■ Direction
Extract all lines in the data that contain the word "conditions".

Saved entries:
· · · ·

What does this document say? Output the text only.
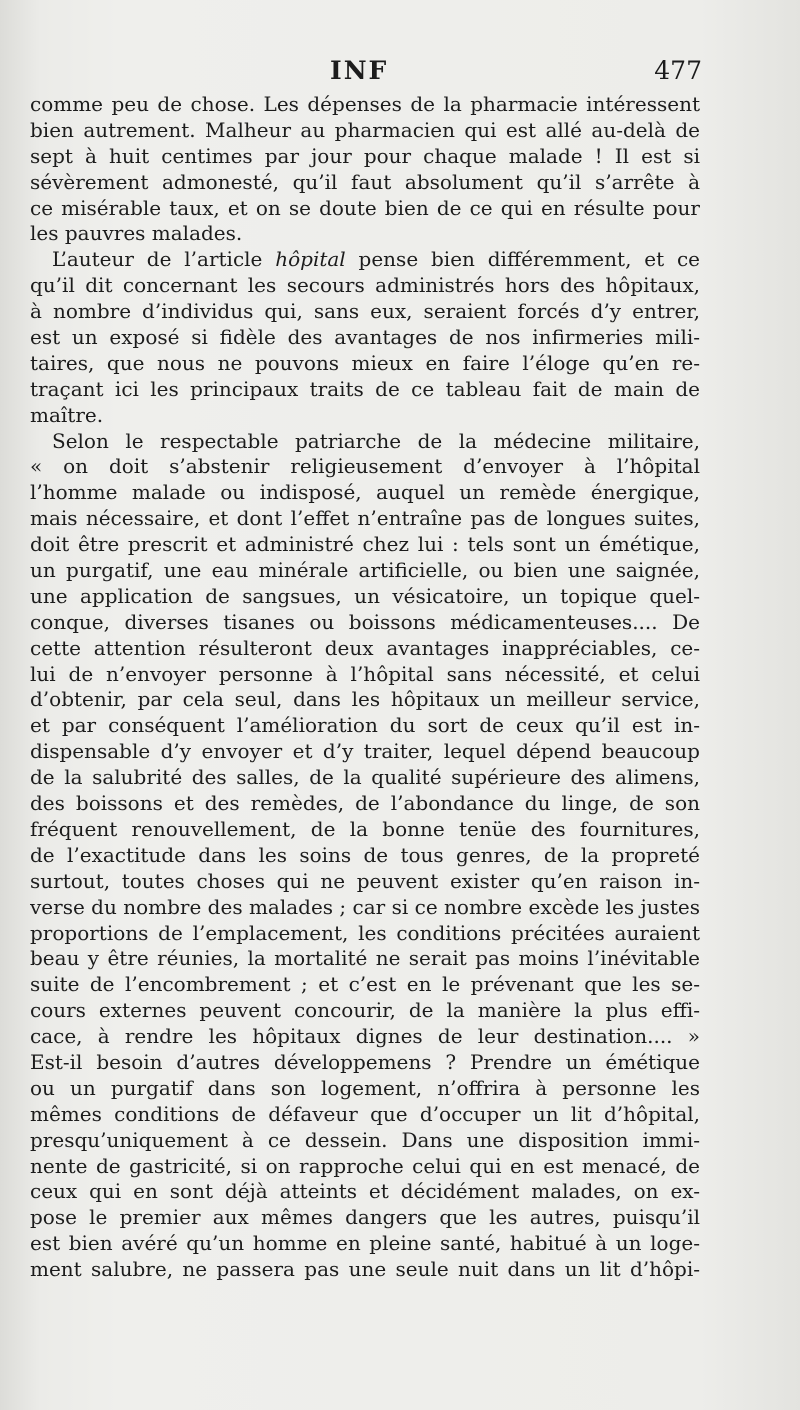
INF	477
comme peu de chose. Les dépenses de la pharmacie intéressent
bien autrement. Malheur au pharmacien qui est allé au-delà de
sept à huit centimes par jour pour chaque malade ! Il est si
sévèrement admonesté, qu’il faut absolument qu’il s’arrête à
ce misérable taux, et on se doute bien de ce qui en résulte pour
les pauvres malades.
L’auteur de l’article hôpital pense bien différemment, et ce
qu’il dit concernant les secours administrés hors des hôpitaux,
à nombre d’individus qui, sans eux, seraient forcés d’y entrer,
est un exposé si fidèle des avantages de nos infirmeries mili-
taires, que nous ne pouvons mieux en faire l’éloge qu’en re-
traçant ici les principaux traits de ce tableau fait de main de
maître.
Selon le respectable patriarche de la médecine militaire,
« on doit s’abstenir religieusement d’envoyer à l’hôpital
l’homme malade ou indisposé, auquel un remède énergique,
mais nécessaire, et dont l’effet n’entraîne pas de longues suites,
doit être prescrit et administré chez lui : tels sont un émétique,
un purgatif, une eau minérale artificielle, ou bien une saignée,
une application de sangsues, un vésicatoire, un topique quel-
conque, diverses tisanes ou boissons médicamenteuses.... De
cette attention résulteront deux avantages inappréciables, ce-
lui de n’envoyer personne à l’hôpital sans nécessité, et celui
d’obtenir, par cela seul, dans les hôpitaux un meilleur service,
et par conséquent l’amélioration du sort de ceux qu’il est in-
dispensable d’y envoyer et d’y traiter, lequel dépend beaucoup
de la salubrité des salles, de la qualité supérieure des alimens,
des boissons et des remèdes, de l’abondance du linge, de son
fréquent renouvellement, de la bonne tenüe des fournitures,
de l’exactitude dans les soins de tous genres, de la propreté
surtout, toutes choses qui ne peuvent exister qu’en raison in-
verse du nombre des malades ; car si ce nombre excède les justes
proportions de l’emplacement, les conditions précitées auraient
beau y être réunies, la mortalité ne serait pas moins l’inévitable
suite de l’encombrement ; et c’est en le prévenant que les se-
cours externes peuvent concourir, de la manière la plus effi-
cace, à rendre les hôpitaux dignes de leur destination.... »
Est-il besoin d’autres développemens ? Prendre un émétique
ou un purgatif dans son logement, n’offrira à personne les
mêmes conditions de défaveur que d’occuper un lit d’hôpital,
presqu’uniquement à ce dessein. Dans une disposition immi-
nente de gastricité, si on rapproche celui qui en est menacé, de
ceux qui en sont déjà atteints et décidément malades, on ex-
pose le premier aux mêmes dangers que les autres, puisqu’il
est bien avéré qu’un homme en pleine santé, habitué à un loge-
ment salubre, ne passera pas une seule nuit dans un lit d’hôpi-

· · · ·

■ Full answer
proportions de l’emplacement, les conditions précitées auraient
mêmes conditions de défaveur que d’occuper un lit d’hôpital,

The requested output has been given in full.